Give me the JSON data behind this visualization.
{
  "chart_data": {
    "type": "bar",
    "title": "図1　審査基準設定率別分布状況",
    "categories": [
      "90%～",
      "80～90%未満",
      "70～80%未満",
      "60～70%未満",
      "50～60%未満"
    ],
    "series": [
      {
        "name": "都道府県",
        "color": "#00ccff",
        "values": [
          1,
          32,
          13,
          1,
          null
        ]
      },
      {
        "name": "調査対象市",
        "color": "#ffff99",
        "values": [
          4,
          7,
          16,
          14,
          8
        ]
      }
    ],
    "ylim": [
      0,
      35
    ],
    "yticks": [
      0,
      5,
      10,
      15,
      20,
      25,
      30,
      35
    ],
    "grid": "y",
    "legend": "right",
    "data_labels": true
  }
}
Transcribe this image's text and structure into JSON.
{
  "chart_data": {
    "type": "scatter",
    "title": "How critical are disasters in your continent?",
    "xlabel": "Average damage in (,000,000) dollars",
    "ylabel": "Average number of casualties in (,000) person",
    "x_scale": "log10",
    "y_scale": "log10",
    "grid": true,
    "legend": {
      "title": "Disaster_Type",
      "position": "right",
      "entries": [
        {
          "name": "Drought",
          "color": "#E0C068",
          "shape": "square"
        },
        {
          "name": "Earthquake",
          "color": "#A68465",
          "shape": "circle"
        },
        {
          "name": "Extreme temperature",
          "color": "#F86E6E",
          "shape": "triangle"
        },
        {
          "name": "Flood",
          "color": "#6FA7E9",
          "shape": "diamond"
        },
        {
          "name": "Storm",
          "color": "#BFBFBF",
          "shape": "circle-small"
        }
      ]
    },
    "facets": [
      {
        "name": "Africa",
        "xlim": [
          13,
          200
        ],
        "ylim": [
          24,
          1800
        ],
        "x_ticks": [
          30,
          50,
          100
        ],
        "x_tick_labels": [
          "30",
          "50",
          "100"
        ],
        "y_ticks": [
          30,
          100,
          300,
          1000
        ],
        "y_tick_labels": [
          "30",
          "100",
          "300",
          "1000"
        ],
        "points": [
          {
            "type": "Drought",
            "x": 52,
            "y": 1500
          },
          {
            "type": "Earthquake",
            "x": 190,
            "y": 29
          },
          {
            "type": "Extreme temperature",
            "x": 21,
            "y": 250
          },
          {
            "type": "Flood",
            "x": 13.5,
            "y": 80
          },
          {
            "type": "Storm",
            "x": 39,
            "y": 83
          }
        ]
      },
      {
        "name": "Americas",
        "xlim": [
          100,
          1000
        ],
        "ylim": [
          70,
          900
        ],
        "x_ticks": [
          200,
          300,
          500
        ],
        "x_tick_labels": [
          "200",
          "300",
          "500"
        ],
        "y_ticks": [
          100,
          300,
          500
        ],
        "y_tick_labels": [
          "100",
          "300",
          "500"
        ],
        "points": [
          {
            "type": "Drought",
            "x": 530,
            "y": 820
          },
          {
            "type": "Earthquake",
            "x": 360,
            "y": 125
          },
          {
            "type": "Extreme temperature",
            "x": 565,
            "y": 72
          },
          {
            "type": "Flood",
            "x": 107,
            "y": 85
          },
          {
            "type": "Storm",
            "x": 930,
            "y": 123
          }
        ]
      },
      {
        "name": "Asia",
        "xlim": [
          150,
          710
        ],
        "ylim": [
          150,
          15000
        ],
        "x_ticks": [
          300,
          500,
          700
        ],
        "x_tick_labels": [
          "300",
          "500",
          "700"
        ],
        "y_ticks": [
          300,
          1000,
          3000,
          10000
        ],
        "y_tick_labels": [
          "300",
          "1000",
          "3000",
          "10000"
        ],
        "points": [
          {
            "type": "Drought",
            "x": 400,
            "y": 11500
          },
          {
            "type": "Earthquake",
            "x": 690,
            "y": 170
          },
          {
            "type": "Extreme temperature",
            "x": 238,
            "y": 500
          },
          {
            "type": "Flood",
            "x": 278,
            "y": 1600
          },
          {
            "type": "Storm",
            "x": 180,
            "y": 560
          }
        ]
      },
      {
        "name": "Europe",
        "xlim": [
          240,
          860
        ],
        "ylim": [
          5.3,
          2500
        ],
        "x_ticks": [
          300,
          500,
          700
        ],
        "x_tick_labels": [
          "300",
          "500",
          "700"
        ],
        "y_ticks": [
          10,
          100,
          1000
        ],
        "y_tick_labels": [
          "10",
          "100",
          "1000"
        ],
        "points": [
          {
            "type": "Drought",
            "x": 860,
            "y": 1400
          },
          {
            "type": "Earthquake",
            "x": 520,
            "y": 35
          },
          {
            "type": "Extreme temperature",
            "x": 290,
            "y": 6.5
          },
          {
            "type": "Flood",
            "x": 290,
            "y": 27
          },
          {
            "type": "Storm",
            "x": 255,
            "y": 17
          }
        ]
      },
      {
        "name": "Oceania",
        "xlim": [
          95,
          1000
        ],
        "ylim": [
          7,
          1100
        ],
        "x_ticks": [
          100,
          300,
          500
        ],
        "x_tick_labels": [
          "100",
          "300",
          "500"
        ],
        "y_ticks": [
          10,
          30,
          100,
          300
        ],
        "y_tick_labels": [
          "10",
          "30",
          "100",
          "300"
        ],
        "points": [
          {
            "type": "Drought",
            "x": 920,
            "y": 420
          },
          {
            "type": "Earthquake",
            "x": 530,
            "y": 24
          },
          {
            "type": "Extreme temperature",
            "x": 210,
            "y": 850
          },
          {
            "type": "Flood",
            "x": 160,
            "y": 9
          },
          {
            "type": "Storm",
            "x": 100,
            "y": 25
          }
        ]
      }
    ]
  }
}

▶ [REQUIREMENT]:
Nothing should be left out: return all of the records exactly.

▶ [RESULT OF THE TASK]:
Give me the JSON data behind this visualization.
{
  "chart_data": {
    "type": "bar",
    "title": "図1　審査基準設定率別分布状況",
    "categories": [
      "90%～",
      "80～90%未満",
      "70～80%未満",
      "60～70%未満",
      "50～60%未満"
    ],
    "series": [
      {
        "name": "都道府県",
        "color": "#00ccff",
        "values": [
          1,
          32,
          13,
          1,
          null
        ]
      },
      {
        "name": "調査対象市",
        "color": "#ffff99",
        "values": [
          4,
          7,
          16,
          14,
          8
        ]
      }
    ],
    "ylim": [
      0,
      35
    ],
    "yticks": [
      0,
      5,
      10,
      15,
      20,
      25,
      30,
      35
    ],
    "grid": "y",
    "legend": "right",
    "data_labels": true
  }
}
Transcribe this image's text and structure into JSON.
{
  "chart_data": {
    "type": "scatter",
    "title": "How critical are disasters in your continent?",
    "xlabel": "Average damage in (,000,000) dollars",
    "ylabel": "Average number of casualties in (,000) person",
    "x_scale": "log10",
    "y_scale": "log10",
    "grid": true,
    "legend": {
      "title": "Disaster_Type",
      "position": "right",
      "entries": [
        {
          "name": "Drought",
          "color": "#E0C068",
          "shape": "square"
        },
        {
          "name": "Earthquake",
          "color": "#A68465",
          "shape": "circle"
        },
        {
          "name": "Extreme temperature",
          "color": "#F86E6E",
          "shape": "triangle"
        },
        {
          "name": "Flood",
          "color": "#6FA7E9",
          "shape": "diamond"
        },
        {
          "name": "Storm",
          "color": "#BFBFBF",
          "shape": "circle-small"
        }
      ]
    },
    "facets": [
      {
        "name": "Africa",
        "xlim": [
          13,
          200
        ],
        "ylim": [
          24,
          1800
        ],
        "x_ticks": [
          30,
          50,
          100
        ],
        "x_tick_labels": [
          "30",
          "50",
          "100"
        ],
        "y_ticks": [
          30,
          100,
          300,
          1000
        ],
        "y_tick_labels": [
          "30",
          "100",
          "300",
          "1000"
        ],
        "points": [
          {
            "type": "Drought",
            "x": 52,
            "y": 1500
          },
          {
            "type": "Earthquake",
            "x": 190,
            "y": 29
          },
          {
            "type": "Extreme temperature",
            "x": 21,
            "y": 250
          },
          {
            "type": "Flood",
            "x": 13.5,
            "y": 80
          },
          {
            "type": "Storm",
            "x": 39,
            "y": 83
          }
        ]
      },
      {
        "name": "Americas",
        "xlim": [
          100,
          1000
        ],
        "ylim": [
          70,
          900
        ],
        "x_ticks": [
          200,
          300,
          500
        ],
        "x_tick_labels": [
          "200",
          "300",
          "500"
        ],
        "y_ticks": [
          100,
          300,
          500
        ],
        "y_tick_labels": [
          "100",
          "300",
          "500"
        ],
        "points": [
          {
            "type": "Drought",
            "x": 530,
            "y": 820
          },
          {
            "type": "Earthquake",
            "x": 360,
            "y": 125
          },
          {
            "type": "Extreme temperature",
            "x": 565,
            "y": 72
          },
          {
            "type": "Flood",
            "x": 107,
            "y": 85
          },
          {
            "type": "Storm",
            "x": 930,
            "y": 123
          }
        ]
      },
      {
        "name": "Asia",
        "xlim": [
          150,
          710
        ],
        "ylim": [
          150,
          15000
        ],
        "x_ticks": [
          300,
          500,
          700
        ],
        "x_tick_labels": [
          "300",
          "500",
          "700"
        ],
        "y_ticks": [
          300,
          1000,
          3000,
          10000
        ],
        "y_tick_labels": [
          "300",
          "1000",
          "3000",
          "10000"
        ],
        "points": [
          {
            "type": "Drought",
            "x": 400,
            "y": 11500
          },
          {
            "type": "Earthquake",
            "x": 690,
            "y": 170
          },
          {
            "type": "Extreme temperature",
            "x": 238,
            "y": 500
          },
          {
            "type": "Flood",
            "x": 278,
            "y": 1600
          },
          {
            "type": "Storm",
            "x": 180,
            "y": 560
          }
        ]
      },
      {
        "name": "Europe",
        "xlim": [
          240,
          860
        ],
        "ylim": [
          5.3,
          2500
        ],
        "x_ticks": [
          300,
          500,
          700
        ],
        "x_tick_labels": [
          "300",
          "500",
          "700"
        ],
        "y_ticks": [
          10,
          100,
          1000
        ],
        "y_tick_labels": [
          "10",
          "100",
          "1000"
        ],
        "points": [
          {
            "type": "Drought",
            "x": 860,
            "y": 1400
          },
          {
            "type": "Earthquake",
            "x": 520,
            "y": 35
          },
          {
            "type": "Extreme temperature",
            "x": 290,
            "y": 6.5
          },
          {
            "type": "Flood",
            "x": 290,
            "y": 27
          },
          {
            "type": "Storm",
            "x": 255,
            "y": 17
          }
        ]
      },
      {
        "name": "Oceania",
        "xlim": [
          95,
          1000
        ],
        "ylim": [
          7,
          1100
        ],
        "x_ticks": [
          100,
          300,
          500
        ],
        "x_tick_labels": [
          "100",
          "300",
          "500"
        ],
        "y_ticks": [
          10,
          30,
          100,
          300
        ],
        "y_tick_labels": [
          "10",
          "30",
          "100",
          "300"
        ],
        "points": [
          {
            "type": "Drought",
            "x": 920,
            "y": 420
          },
          {
            "type": "Earthquake",
            "x": 530,
            "y": 24
          },
          {
            "type": "Extreme temperature",
            "x": 210,
            "y": 850
          },
          {
            "type": "Flood",
            "x": 160,
            "y": 9
          },
          {
            "type": "Storm",
            "x": 100,
            "y": 25
          }
        ]
      }
    ]
  }
}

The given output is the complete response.